### Record list

★ ★ ★ ★

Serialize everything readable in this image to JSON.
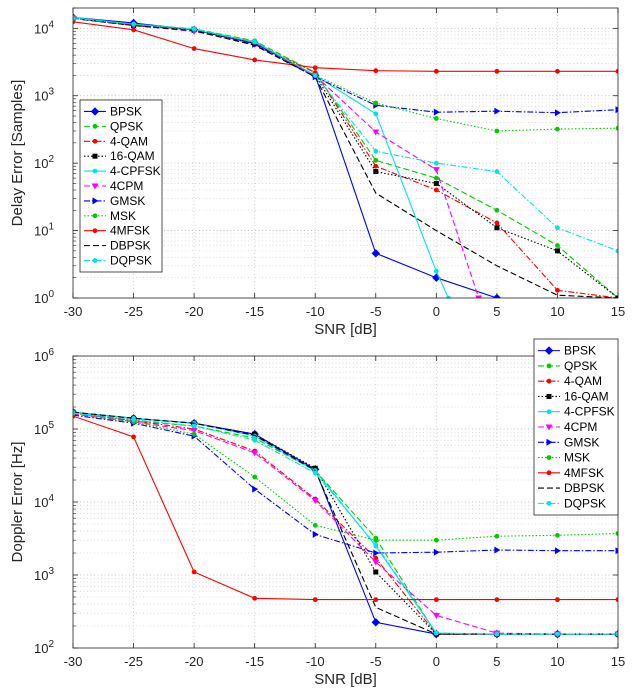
{
  "chart_data": [
    {
      "type": "line",
      "xlabel": "SNR [dB]",
      "ylabel": "Delay Error [Samples]",
      "yscale": "log",
      "xlim": [
        -30,
        15
      ],
      "ylim": [
        1,
        20000
      ],
      "x_ticks": [
        "-30",
        "-25",
        "-20",
        "-15",
        "-10",
        "-5",
        "0",
        "5",
        "10",
        "15"
      ],
      "y_ticks": [
        {
          "base": "10",
          "exp": "0"
        },
        {
          "base": "10",
          "exp": "1"
        },
        {
          "base": "10",
          "exp": "2"
        },
        {
          "base": "10",
          "exp": "3"
        },
        {
          "base": "10",
          "exp": "4"
        }
      ],
      "grid": "dotted",
      "legend_position": "left",
      "series": [
        {
          "name": "BPSK",
          "color": "#0000ff",
          "dash": "solid",
          "marker": "diamond",
          "x": [
            -30,
            -25,
            -20,
            -15,
            -10,
            -5,
            0,
            5
          ],
          "y": [
            14500,
            12000,
            9500,
            6000,
            2000,
            4.6,
            2,
            1
          ]
        },
        {
          "name": "QPSK",
          "color": "#00cc00",
          "dash": "dash",
          "marker": "dot",
          "x": [
            -30,
            -25,
            -20,
            -15,
            -10,
            -5,
            0,
            5,
            10,
            15
          ],
          "y": [
            14000,
            11500,
            9800,
            6500,
            2200,
            110,
            60,
            20,
            6,
            1
          ]
        },
        {
          "name": "4-QAM",
          "color": "#ff0000",
          "dash": "dashdot",
          "marker": "dot",
          "x": [
            -30,
            -25,
            -20,
            -15,
            -10,
            -5,
            0,
            5,
            10,
            15
          ],
          "y": [
            14000,
            11000,
            9500,
            6000,
            2200,
            90,
            40,
            13,
            1.3,
            1
          ]
        },
        {
          "name": "16-QAM",
          "color": "#000000",
          "dash": "dotted",
          "marker": "square",
          "x": [
            -30,
            -25,
            -20,
            -15,
            -10,
            -5,
            0,
            5,
            10,
            15
          ],
          "y": [
            14000,
            11000,
            9500,
            6000,
            2000,
            75,
            50,
            11,
            5,
            1
          ]
        },
        {
          "name": "4-CPFSK",
          "color": "#00e5e5",
          "dash": "solid",
          "marker": "dot",
          "x": [
            -30,
            -25,
            -20,
            -15,
            -10,
            -5,
            0,
            1
          ],
          "y": [
            14500,
            11500,
            9500,
            6300,
            2000,
            540,
            2.5,
            1
          ]
        },
        {
          "name": "4CPM",
          "color": "#ff00ff",
          "dash": "dash",
          "marker": "triangle-down",
          "x": [
            -30,
            -25,
            -20,
            -15,
            -10,
            -5,
            0,
            3.5
          ],
          "y": [
            14000,
            11000,
            9000,
            5800,
            2000,
            290,
            80,
            1
          ]
        },
        {
          "name": "GMSK",
          "color": "#0000ff",
          "dash": "dashdot",
          "marker": "triangle-right",
          "x": [
            -30,
            -25,
            -20,
            -15,
            -10,
            -5,
            0,
            5,
            10,
            15
          ],
          "y": [
            14000,
            11500,
            9500,
            5800,
            1900,
            720,
            570,
            590,
            560,
            620
          ]
        },
        {
          "name": "MSK",
          "color": "#00cc00",
          "dash": "dotted",
          "marker": "dot",
          "x": [
            -30,
            -25,
            -20,
            -15,
            -10,
            -5,
            0,
            5,
            10,
            15
          ],
          "y": [
            14000,
            11500,
            9500,
            6200,
            2000,
            780,
            460,
            300,
            320,
            330
          ]
        },
        {
          "name": "4MFSK",
          "color": "#ff0000",
          "dash": "solid",
          "marker": "dot",
          "x": [
            -30,
            -25,
            -20,
            -15,
            -10,
            -5,
            0,
            5,
            10,
            15
          ],
          "y": [
            12500,
            9500,
            5000,
            3400,
            2600,
            2350,
            2300,
            2300,
            2300,
            2300
          ]
        },
        {
          "name": "DBPSK",
          "color": "#000000",
          "dash": "dash",
          "marker": "none",
          "x": [
            -30,
            -25,
            -20,
            -15,
            -10,
            -5,
            0,
            5,
            10,
            15
          ],
          "y": [
            14000,
            11000,
            9200,
            5600,
            1900,
            36,
            10,
            3,
            1.1,
            1
          ]
        },
        {
          "name": "DQPSK",
          "color": "#00e5e5",
          "dash": "dashdot",
          "marker": "dot",
          "x": [
            -30,
            -25,
            -20,
            -15,
            -10,
            -5,
            0,
            5,
            10,
            15
          ],
          "y": [
            14000,
            11500,
            9800,
            6300,
            2000,
            150,
            100,
            75,
            11,
            5
          ]
        }
      ]
    },
    {
      "type": "line",
      "xlabel": "SNR [dB]",
      "ylabel": "Doppler Error [Hz]",
      "yscale": "log",
      "xlim": [
        -30,
        15
      ],
      "ylim": [
        100,
        1000000
      ],
      "x_ticks": [
        "-30",
        "-25",
        "-20",
        "-15",
        "-10",
        "-5",
        "0",
        "5",
        "10",
        "15"
      ],
      "y_ticks": [
        {
          "base": "10",
          "exp": "2"
        },
        {
          "base": "10",
          "exp": "3"
        },
        {
          "base": "10",
          "exp": "4"
        },
        {
          "base": "10",
          "exp": "5"
        },
        {
          "base": "10",
          "exp": "6"
        }
      ],
      "grid": "dotted",
      "legend_position": "top-right",
      "series": [
        {
          "name": "BPSK",
          "color": "#0000ff",
          "dash": "solid",
          "marker": "diamond",
          "x": [
            -30,
            -25,
            -20,
            -15,
            -10,
            -5,
            0,
            5,
            10,
            15
          ],
          "y": [
            170000,
            140000,
            120000,
            85000,
            28000,
            225,
            155,
            155,
            155,
            155
          ]
        },
        {
          "name": "QPSK",
          "color": "#00cc00",
          "dash": "dash",
          "marker": "dot",
          "x": [
            -30,
            -25,
            -20,
            -15,
            -10,
            -5,
            0,
            5,
            10,
            15
          ],
          "y": [
            170000,
            130000,
            110000,
            75000,
            27000,
            3200,
            155,
            155,
            155,
            155
          ]
        },
        {
          "name": "4-QAM",
          "color": "#ff0000",
          "dash": "dashdot",
          "marker": "dot",
          "x": [
            -30,
            -25,
            -20,
            -15,
            -10,
            -5,
            0,
            5,
            10,
            15
          ],
          "y": [
            165000,
            130000,
            100000,
            50000,
            11000,
            1700,
            155,
            155,
            155,
            155
          ]
        },
        {
          "name": "16-QAM",
          "color": "#000000",
          "dash": "dotted",
          "marker": "square",
          "x": [
            -30,
            -25,
            -20,
            -15,
            -10,
            -5,
            0,
            5,
            10,
            15
          ],
          "y": [
            170000,
            140000,
            120000,
            85000,
            29000,
            1100,
            155,
            155,
            155,
            155
          ]
        },
        {
          "name": "4-CPFSK",
          "color": "#00e5e5",
          "dash": "solid",
          "marker": "dot",
          "x": [
            -30,
            -25,
            -20,
            -15,
            -10,
            -5,
            0,
            5,
            10,
            15
          ],
          "y": [
            170000,
            140000,
            120000,
            80000,
            27000,
            2500,
            160,
            155,
            155,
            155
          ]
        },
        {
          "name": "4CPM",
          "color": "#ff00ff",
          "dash": "dash",
          "marker": "triangle-down",
          "x": [
            -30,
            -25,
            -20,
            -15,
            -10,
            -5,
            0,
            5,
            10,
            15
          ],
          "y": [
            160000,
            125000,
            95000,
            47000,
            10500,
            1500,
            280,
            160,
            155,
            155
          ]
        },
        {
          "name": "GMSK",
          "color": "#0000ff",
          "dash": "dashdot",
          "marker": "triangle-right",
          "x": [
            -30,
            -25,
            -20,
            -15,
            -10,
            -5,
            0,
            5,
            10,
            15
          ],
          "y": [
            155000,
            120000,
            80000,
            15000,
            3600,
            2000,
            2050,
            2200,
            2150,
            2150
          ]
        },
        {
          "name": "MSK",
          "color": "#00cc00",
          "dash": "dotted",
          "marker": "dot",
          "x": [
            -30,
            -25,
            -20,
            -15,
            -10,
            -5,
            0,
            5,
            10,
            15
          ],
          "y": [
            165000,
            125000,
            85000,
            22000,
            4800,
            3000,
            3000,
            3400,
            3500,
            3700
          ]
        },
        {
          "name": "4MFSK",
          "color": "#ff0000",
          "dash": "solid",
          "marker": "dot",
          "x": [
            -30,
            -25,
            -20,
            -15,
            -10,
            -5,
            0,
            5,
            10,
            15
          ],
          "y": [
            150000,
            78000,
            1100,
            480,
            460,
            460,
            460,
            460,
            460,
            460
          ]
        },
        {
          "name": "DBPSK",
          "color": "#000000",
          "dash": "dash",
          "marker": "none",
          "x": [
            -30,
            -25,
            -20,
            -15,
            -10,
            -5,
            0,
            5,
            10,
            15
          ],
          "y": [
            170000,
            140000,
            120000,
            82000,
            27000,
            360,
            155,
            155,
            155,
            155
          ]
        },
        {
          "name": "DQPSK",
          "color": "#00e5e5",
          "dash": "dashdot",
          "marker": "dot",
          "x": [
            -30,
            -25,
            -20,
            -15,
            -10,
            -5,
            0,
            5,
            10,
            15
          ],
          "y": [
            165000,
            135000,
            110000,
            70000,
            25000,
            2600,
            160,
            155,
            155,
            155
          ]
        }
      ]
    }
  ]
}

★ ★ ★ ★

Copy each line of the records that contains the word "ylabel".

      "ylabel": "Delay Error [Samples]",
      "ylabel": "Doppler Error [Hz]",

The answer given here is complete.